**Aim of the task**
Skip every image and restate the data word for word.

[Figure data in JSON]
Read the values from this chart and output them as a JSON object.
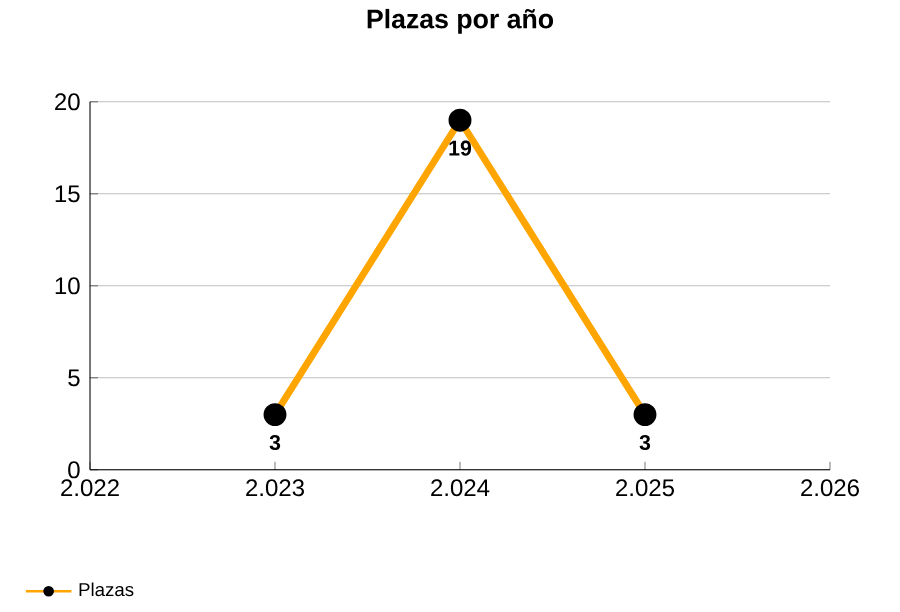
{
  "chart_data": {
    "type": "line",
    "title": "Plazas por año",
    "x": [
      2023,
      2024,
      2025
    ],
    "series": [
      {
        "name": "Plazas",
        "color": "#ffa500",
        "values": [
          3,
          19,
          3
        ]
      }
    ],
    "xlim": [
      2022,
      2026
    ],
    "xticks": [
      {
        "value": 2022,
        "label": "2.022"
      },
      {
        "value": 2023,
        "label": "2.023"
      },
      {
        "value": 2024,
        "label": "2.024"
      },
      {
        "value": 2025,
        "label": "2.025"
      },
      {
        "value": 2026,
        "label": "2.026"
      }
    ],
    "ylim": [
      0,
      20
    ],
    "yticks": [
      0,
      5,
      10,
      15,
      20
    ],
    "grid": "y",
    "legend": "bottom left",
    "marker": "circle",
    "line_style": "solid",
    "data_labels": true
  }
}
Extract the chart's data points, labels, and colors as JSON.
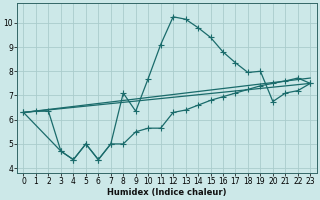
{
  "xlabel": "Humidex (Indice chaleur)",
  "bg_color": "#cce8e8",
  "grid_color": "#aacccc",
  "line_color": "#1a6b6b",
  "xlim": [
    -0.5,
    23.5
  ],
  "ylim": [
    3.8,
    10.8
  ],
  "xticks": [
    0,
    1,
    2,
    3,
    4,
    5,
    6,
    7,
    8,
    9,
    10,
    11,
    12,
    13,
    14,
    15,
    16,
    17,
    18,
    19,
    20,
    21,
    22,
    23
  ],
  "yticks": [
    4,
    5,
    6,
    7,
    8,
    9,
    10
  ],
  "line1_x": [
    0,
    1,
    2,
    3,
    4,
    5,
    6,
    7,
    8,
    9,
    10,
    11,
    12,
    13,
    14,
    15,
    16,
    17,
    18,
    19,
    20,
    21,
    22,
    23
  ],
  "line1_y": [
    6.3,
    6.35,
    6.35,
    4.7,
    4.35,
    5.0,
    4.35,
    5.0,
    7.1,
    6.35,
    7.7,
    9.1,
    10.25,
    10.15,
    9.8,
    9.4,
    8.8,
    8.35,
    7.95,
    8.0,
    6.75,
    7.1,
    7.2,
    7.5
  ],
  "line2_x": [
    0,
    3,
    4,
    5,
    6,
    7,
    8,
    9,
    10,
    11,
    12,
    13,
    14,
    15,
    16,
    17,
    18,
    19,
    20,
    21,
    22,
    23
  ],
  "line2_y": [
    6.3,
    4.7,
    4.35,
    5.0,
    4.35,
    5.0,
    5.0,
    5.5,
    5.65,
    5.65,
    6.3,
    6.4,
    6.6,
    6.8,
    6.95,
    7.1,
    7.25,
    7.4,
    7.5,
    7.6,
    7.72,
    7.5
  ],
  "line3_x": [
    0,
    23
  ],
  "line3_y": [
    6.3,
    7.5
  ],
  "line4_x": [
    0,
    23
  ],
  "line4_y": [
    6.3,
    7.72
  ],
  "spine_color": "#336666",
  "xlabel_fontsize": 6.0,
  "tick_fontsize": 5.5
}
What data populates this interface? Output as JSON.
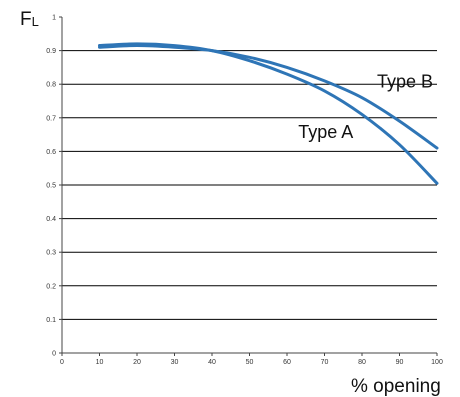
{
  "chart_data": {
    "type": "line",
    "title": "",
    "xlabel": "% opening",
    "ylabel": "FL",
    "xlim": [
      0,
      100
    ],
    "ylim": [
      0,
      1
    ],
    "x_ticks": [
      "0",
      "10",
      "20",
      "30",
      "40",
      "50",
      "60",
      "70",
      "80",
      "90",
      "100"
    ],
    "y_ticks": [
      "0",
      "0.1",
      "0.2",
      "0.3",
      "0.4",
      "0.5",
      "0.6",
      "0.7",
      "0.8",
      "0.9",
      "1"
    ],
    "grid": "horizontal",
    "series": [
      {
        "name": "Type A",
        "x": [
          10,
          20,
          30,
          40,
          50,
          60,
          70,
          80,
          90,
          100
        ],
        "y": [
          0.915,
          0.92,
          0.915,
          0.9,
          0.87,
          0.83,
          0.78,
          0.71,
          0.62,
          0.505
        ]
      },
      {
        "name": "Type B",
        "x": [
          10,
          20,
          30,
          40,
          50,
          60,
          70,
          80,
          90,
          100
        ],
        "y": [
          0.91,
          0.915,
          0.91,
          0.9,
          0.88,
          0.85,
          0.81,
          0.76,
          0.69,
          0.61
        ]
      }
    ],
    "annotations": [
      {
        "text": "Type A",
        "x": 63,
        "y": 0.64
      },
      {
        "text": "Type B",
        "x": 84,
        "y": 0.79
      }
    ],
    "line_color": "#2E75B6"
  }
}
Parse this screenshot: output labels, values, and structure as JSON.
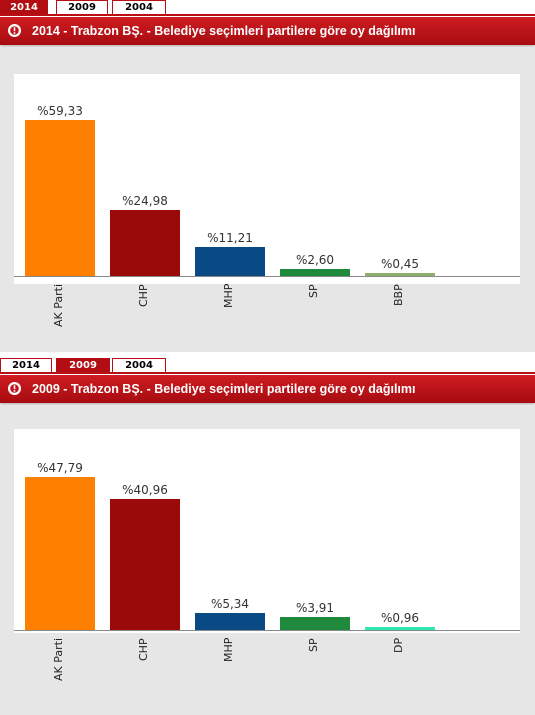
{
  "panels": [
    {
      "tabs": [
        {
          "label": "2014",
          "active": true
        },
        {
          "label": "2009",
          "active": false
        },
        {
          "label": "2004",
          "active": false
        }
      ],
      "title": "2014 - Trabzon BŞ. - Belediye seçimleri partilere göre oy dağılımı",
      "chart_data": {
        "type": "bar",
        "categories": [
          "AK Parti",
          "CHP",
          "MHP",
          "SP",
          "BBP"
        ],
        "values": [
          59.33,
          24.98,
          11.21,
          2.6,
          0.45
        ],
        "labels": [
          "%59,33",
          "%24,98",
          "%11,21",
          "%2,60",
          "%0,45"
        ],
        "colors": [
          "#ff7f00",
          "#9b0a0a",
          "#0a4a84",
          "#1f8a3c",
          "#8fae6e"
        ],
        "ylim": [
          0,
          59.33
        ]
      }
    },
    {
      "tabs": [
        {
          "label": "2014",
          "active": false
        },
        {
          "label": "2009",
          "active": true
        },
        {
          "label": "2004",
          "active": false
        }
      ],
      "title": "2009 - Trabzon BŞ. - Belediye seçimleri partilere göre oy dağılımı",
      "chart_data": {
        "type": "bar",
        "categories": [
          "AK Parti",
          "CHP",
          "MHP",
          "SP",
          "DP"
        ],
        "values": [
          47.79,
          40.96,
          5.34,
          3.91,
          0.96
        ],
        "labels": [
          "%47,79",
          "%40,96",
          "%5,34",
          "%3,91",
          "%0,96"
        ],
        "colors": [
          "#ff7f00",
          "#9b0a0a",
          "#0a4a84",
          "#1f8a3c",
          "#2ee8b4"
        ],
        "ylim": [
          0,
          47.79
        ]
      }
    }
  ]
}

**Reply to the task**
Read the values from this chart and output them as a JSON object.
{
  "chart_data": {
    "type": "line",
    "title": "Plazas por año",
    "x": [
      2023,
      2024,
      2025
    ],
    "series": [
      {
        "name": "Plazas",
        "color": "#ffa500",
        "values": [
          3,
          19,
          3
        ]
      }
    ],
    "xlim": [
      2022,
      2026
    ],
    "xticks": [
      {
        "value": 2022,
        "label": "2.022"
      },
      {
        "value": 2023,
        "label": "2.023"
      },
      {
        "value": 2024,
        "label": "2.024"
      },
      {
        "value": 2025,
        "label": "2.025"
      },
      {
        "value": 2026,
        "label": "2.026"
      }
    ],
    "ylim": [
      0,
      20
    ],
    "yticks": [
      0,
      5,
      10,
      15,
      20
    ],
    "grid": "y",
    "legend": "bottom left",
    "marker": "circle",
    "line_style": "solid",
    "data_labels": true
  }
}
Extract the chart's data points, labels, and colors as JSON.
{
  "xlabel": "Humidex (Indice chaleur)",
  "bg_color": "#cce8e8",
  "grid_color": "#aacccc",
  "line_color": "#1a6b6b",
  "xlim": [
    -0.5,
    23.5
  ],
  "ylim": [
    3.8,
    10.8
  ],
  "xticks": [
    0,
    1,
    2,
    3,
    4,
    5,
    6,
    7,
    8,
    9,
    10,
    11,
    12,
    13,
    14,
    15,
    16,
    17,
    18,
    19,
    20,
    21,
    22,
    23
  ],
  "yticks": [
    4,
    5,
    6,
    7,
    8,
    9,
    10
  ],
  "line1_x": [
    0,
    1,
    2,
    3,
    4,
    5,
    6,
    7,
    8,
    9,
    10,
    11,
    12,
    13,
    14,
    15,
    16,
    17,
    18,
    19,
    20,
    21,
    22,
    23
  ],
  "line1_y": [
    6.3,
    6.35,
    6.35,
    4.7,
    4.35,
    5.0,
    4.35,
    5.0,
    7.1,
    6.35,
    7.7,
    9.1,
    10.25,
    10.15,
    9.8,
    9.4,
    8.8,
    8.35,
    7.95,
    8.0,
    6.75,
    7.1,
    7.2,
    7.5
  ],
  "line2_x": [
    0,
    3,
    4,
    5,
    6,
    7,
    8,
    9,
    10,
    11,
    12,
    13,
    14,
    15,
    16,
    17,
    18,
    19,
    20,
    21,
    22,
    23
  ],
  "line2_y": [
    6.3,
    4.7,
    4.35,
    5.0,
    4.35,
    5.0,
    5.0,
    5.5,
    5.65,
    5.65,
    6.3,
    6.4,
    6.6,
    6.8,
    6.95,
    7.1,
    7.25,
    7.4,
    7.5,
    7.6,
    7.72,
    7.5
  ],
  "line3_x": [
    0,
    23
  ],
  "line3_y": [
    6.3,
    7.5
  ],
  "line4_x": [
    0,
    23
  ],
  "line4_y": [
    6.3,
    7.72
  ],
  "spine_color": "#336666",
  "xlabel_fontsize": 6.0,
  "tick_fontsize": 5.5
}
What data populates this interface? Output as JSON.
{
  "chart_data": {
    "type": "line",
    "title": "",
    "xlabel": "% opening",
    "ylabel": "FL",
    "xlim": [
      0,
      100
    ],
    "ylim": [
      0,
      1
    ],
    "x_ticks": [
      "0",
      "10",
      "20",
      "30",
      "40",
      "50",
      "60",
      "70",
      "80",
      "90",
      "100"
    ],
    "y_ticks": [
      "0",
      "0.1",
      "0.2",
      "0.3",
      "0.4",
      "0.5",
      "0.6",
      "0.7",
      "0.8",
      "0.9",
      "1"
    ],
    "grid": "horizontal",
    "series": [
      {
        "name": "Type A",
        "x": [
          10,
          20,
          30,
          40,
          50,
          60,
          70,
          80,
          90,
          100
        ],
        "y": [
          0.915,
          0.92,
          0.915,
          0.9,
          0.87,
          0.83,
          0.78,
          0.71,
          0.62,
          0.505
        ]
      },
      {
        "name": "Type B",
        "x": [
          10,
          20,
          30,
          40,
          50,
          60,
          70,
          80,
          90,
          100
        ],
        "y": [
          0.91,
          0.915,
          0.91,
          0.9,
          0.88,
          0.85,
          0.81,
          0.76,
          0.69,
          0.61
        ]
      }
    ],
    "annotations": [
      {
        "text": "Type A",
        "x": 63,
        "y": 0.64
      },
      {
        "text": "Type B",
        "x": 84,
        "y": 0.79
      }
    ],
    "line_color": "#2E75B6"
  }
}
Parse this screenshot: output labels, values, and structure as JSON.
{
  "panels": [
    {
      "tabs": [
        {
          "label": "2014",
          "active": true
        },
        {
          "label": "2009",
          "active": false
        },
        {
          "label": "2004",
          "active": false
        }
      ],
      "title": "2014 - Trabzon BŞ. - Belediye seçimleri partilere göre oy dağılımı",
      "chart_data": {
        "type": "bar",
        "categories": [
          "AK Parti",
          "CHP",
          "MHP",
          "SP",
          "BBP"
        ],
        "values": [
          59.33,
          24.98,
          11.21,
          2.6,
          0.45
        ],
        "labels": [
          "%59,33",
          "%24,98",
          "%11,21",
          "%2,60",
          "%0,45"
        ],
        "colors": [
          "#ff7f00",
          "#9b0a0a",
          "#0a4a84",
          "#1f8a3c",
          "#8fae6e"
        ],
        "ylim": [
          0,
          59.33
        ]
      }
    },
    {
      "tabs": [
        {
          "label": "2014",
          "active": false
        },
        {
          "label": "2009",
          "active": true
        },
        {
          "label": "2004",
          "active": false
        }
      ],
      "title": "2009 - Trabzon BŞ. - Belediye seçimleri partilere göre oy dağılımı",
      "chart_data": {
        "type": "bar",
        "categories": [
          "AK Parti",
          "CHP",
          "MHP",
          "SP",
          "DP"
        ],
        "values": [
          47.79,
          40.96,
          5.34,
          3.91,
          0.96
        ],
        "labels": [
          "%47,79",
          "%40,96",
          "%5,34",
          "%3,91",
          "%0,96"
        ],
        "colors": [
          "#ff7f00",
          "#9b0a0a",
          "#0a4a84",
          "#1f8a3c",
          "#2ee8b4"
        ],
        "ylim": [
          0,
          47.79
        ]
      }
    }
  ]
}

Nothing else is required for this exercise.